__Records for the task__:

━━━━━━━━━━━━━━━━━━━━

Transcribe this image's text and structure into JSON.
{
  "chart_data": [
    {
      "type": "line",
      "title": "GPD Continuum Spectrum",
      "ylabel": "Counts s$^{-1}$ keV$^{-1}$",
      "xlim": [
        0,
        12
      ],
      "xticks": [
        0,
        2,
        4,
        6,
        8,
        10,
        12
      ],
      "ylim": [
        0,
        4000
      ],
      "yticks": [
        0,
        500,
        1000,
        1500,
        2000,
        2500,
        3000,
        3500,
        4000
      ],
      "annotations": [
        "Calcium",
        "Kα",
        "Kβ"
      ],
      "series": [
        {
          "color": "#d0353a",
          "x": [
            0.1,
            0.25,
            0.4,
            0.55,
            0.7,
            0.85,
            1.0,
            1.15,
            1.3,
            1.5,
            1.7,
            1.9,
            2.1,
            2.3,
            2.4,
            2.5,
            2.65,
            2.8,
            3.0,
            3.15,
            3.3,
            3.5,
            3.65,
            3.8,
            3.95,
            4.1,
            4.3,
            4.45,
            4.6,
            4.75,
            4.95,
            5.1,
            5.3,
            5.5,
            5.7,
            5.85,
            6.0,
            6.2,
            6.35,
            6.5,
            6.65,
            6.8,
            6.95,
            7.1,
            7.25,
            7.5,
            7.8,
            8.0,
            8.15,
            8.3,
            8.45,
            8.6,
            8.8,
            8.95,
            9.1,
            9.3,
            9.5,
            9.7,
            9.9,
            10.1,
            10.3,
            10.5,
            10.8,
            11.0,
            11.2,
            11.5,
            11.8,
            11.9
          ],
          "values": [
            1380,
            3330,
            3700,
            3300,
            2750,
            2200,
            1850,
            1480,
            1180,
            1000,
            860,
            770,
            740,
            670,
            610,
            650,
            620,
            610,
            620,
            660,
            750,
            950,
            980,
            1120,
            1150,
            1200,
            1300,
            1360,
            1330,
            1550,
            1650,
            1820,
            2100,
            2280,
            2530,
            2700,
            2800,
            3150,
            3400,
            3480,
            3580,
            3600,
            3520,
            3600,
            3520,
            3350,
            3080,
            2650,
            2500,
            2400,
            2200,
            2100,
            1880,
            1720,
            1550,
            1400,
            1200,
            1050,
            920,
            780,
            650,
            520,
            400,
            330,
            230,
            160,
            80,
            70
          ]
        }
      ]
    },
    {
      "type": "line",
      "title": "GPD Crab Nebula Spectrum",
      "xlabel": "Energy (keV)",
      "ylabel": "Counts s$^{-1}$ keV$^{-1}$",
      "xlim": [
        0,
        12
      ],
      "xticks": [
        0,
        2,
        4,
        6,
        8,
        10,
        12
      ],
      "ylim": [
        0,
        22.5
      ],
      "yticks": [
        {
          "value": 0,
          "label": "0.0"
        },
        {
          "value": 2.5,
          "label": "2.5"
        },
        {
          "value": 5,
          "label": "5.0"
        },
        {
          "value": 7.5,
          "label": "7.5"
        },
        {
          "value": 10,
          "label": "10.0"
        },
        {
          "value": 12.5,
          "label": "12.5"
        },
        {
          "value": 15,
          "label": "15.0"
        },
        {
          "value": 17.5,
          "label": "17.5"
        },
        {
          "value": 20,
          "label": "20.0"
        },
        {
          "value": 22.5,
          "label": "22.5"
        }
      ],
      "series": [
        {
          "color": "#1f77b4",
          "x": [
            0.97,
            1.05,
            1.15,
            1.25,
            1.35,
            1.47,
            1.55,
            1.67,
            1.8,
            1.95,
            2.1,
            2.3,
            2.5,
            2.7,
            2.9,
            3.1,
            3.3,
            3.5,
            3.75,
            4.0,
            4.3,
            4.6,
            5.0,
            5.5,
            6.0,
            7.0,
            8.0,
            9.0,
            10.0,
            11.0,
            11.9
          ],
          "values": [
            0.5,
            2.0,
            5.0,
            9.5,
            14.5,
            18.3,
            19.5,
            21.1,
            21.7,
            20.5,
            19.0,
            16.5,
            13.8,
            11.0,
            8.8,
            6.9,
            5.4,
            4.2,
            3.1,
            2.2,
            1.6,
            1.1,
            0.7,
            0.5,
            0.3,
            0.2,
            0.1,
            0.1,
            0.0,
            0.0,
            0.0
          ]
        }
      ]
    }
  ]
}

━━━━━━━━━━━━━━━━━━━━

__What to produce__:
Write out the entries above word for word.

__Solution to the problem__:
Transcribe this image's text and structure into JSON.
{
  "chart_data": [
    {
      "type": "line",
      "title": "GPD Continuum Spectrum",
      "ylabel": "Counts s$^{-1}$ keV$^{-1}$",
      "xlim": [
        0,
        12
      ],
      "xticks": [
        0,
        2,
        4,
        6,
        8,
        10,
        12
      ],
      "ylim": [
        0,
        4000
      ],
      "yticks": [
        0,
        500,
        1000,
        1500,
        2000,
        2500,
        3000,
        3500,
        4000
      ],
      "annotations": [
        "Calcium",
        "Kα",
        "Kβ"
      ],
      "series": [
        {
          "color": "#d0353a",
          "x": [
            0.1,
            0.25,
            0.4,
            0.55,
            0.7,
            0.85,
            1.0,
            1.15,
            1.3,
            1.5,
            1.7,
            1.9,
            2.1,
            2.3,
            2.4,
            2.5,
            2.65,
            2.8,
            3.0,
            3.15,
            3.3,
            3.5,
            3.65,
            3.8,
            3.95,
            4.1,
            4.3,
            4.45,
            4.6,
            4.75,
            4.95,
            5.1,
            5.3,
            5.5,
            5.7,
            5.85,
            6.0,
            6.2,
            6.35,
            6.5,
            6.65,
            6.8,
            6.95,
            7.1,
            7.25,
            7.5,
            7.8,
            8.0,
            8.15,
            8.3,
            8.45,
            8.6,
            8.8,
            8.95,
            9.1,
            9.3,
            9.5,
            9.7,
            9.9,
            10.1,
            10.3,
            10.5,
            10.8,
            11.0,
            11.2,
            11.5,
            11.8,
            11.9
          ],
          "values": [
            1380,
            3330,
            3700,
            3300,
            2750,
            2200,
            1850,
            1480,
            1180,
            1000,
            860,
            770,
            740,
            670,
            610,
            650,
            620,
            610,
            620,
            660,
            750,
            950,
            980,
            1120,
            1150,
            1200,
            1300,
            1360,
            1330,
            1550,
            1650,
            1820,
            2100,
            2280,
            2530,
            2700,
            2800,
            3150,
            3400,
            3480,
            3580,
            3600,
            3520,
            3600,
            3520,
            3350,
            3080,
            2650,
            2500,
            2400,
            2200,
            2100,
            1880,
            1720,
            1550,
            1400,
            1200,
            1050,
            920,
            780,
            650,
            520,
            400,
            330,
            230,
            160,
            80,
            70
          ]
        }
      ]
    },
    {
      "type": "line",
      "title": "GPD Crab Nebula Spectrum",
      "xlabel": "Energy (keV)",
      "ylabel": "Counts s$^{-1}$ keV$^{-1}$",
      "xlim": [
        0,
        12
      ],
      "xticks": [
        0,
        2,
        4,
        6,
        8,
        10,
        12
      ],
      "ylim": [
        0,
        22.5
      ],
      "yticks": [
        {
          "value": 0,
          "label": "0.0"
        },
        {
          "value": 2.5,
          "label": "2.5"
        },
        {
          "value": 5,
          "label": "5.0"
        },
        {
          "value": 7.5,
          "label": "7.5"
        },
        {
          "value": 10,
          "label": "10.0"
        },
        {
          "value": 12.5,
          "label": "12.5"
        },
        {
          "value": 15,
          "label": "15.0"
        },
        {
          "value": 17.5,
          "label": "17.5"
        },
        {
          "value": 20,
          "label": "20.0"
        },
        {
          "value": 22.5,
          "label": "22.5"
        }
      ],
      "series": [
        {
          "color": "#1f77b4",
          "x": [
            0.97,
            1.05,
            1.15,
            1.25,
            1.35,
            1.47,
            1.55,
            1.67,
            1.8,
            1.95,
            2.1,
            2.3,
            2.5,
            2.7,
            2.9,
            3.1,
            3.3,
            3.5,
            3.75,
            4.0,
            4.3,
            4.6,
            5.0,
            5.5,
            6.0,
            7.0,
            8.0,
            9.0,
            10.0,
            11.0,
            11.9
          ],
          "values": [
            0.5,
            2.0,
            5.0,
            9.5,
            14.5,
            18.3,
            19.5,
            21.1,
            21.7,
            20.5,
            19.0,
            16.5,
            13.8,
            11.0,
            8.8,
            6.9,
            5.4,
            4.2,
            3.1,
            2.2,
            1.6,
            1.1,
            0.7,
            0.5,
            0.3,
            0.2,
            0.1,
            0.1,
            0.0,
            0.0,
            0.0
          ]
        }
      ]
    }
  ]
}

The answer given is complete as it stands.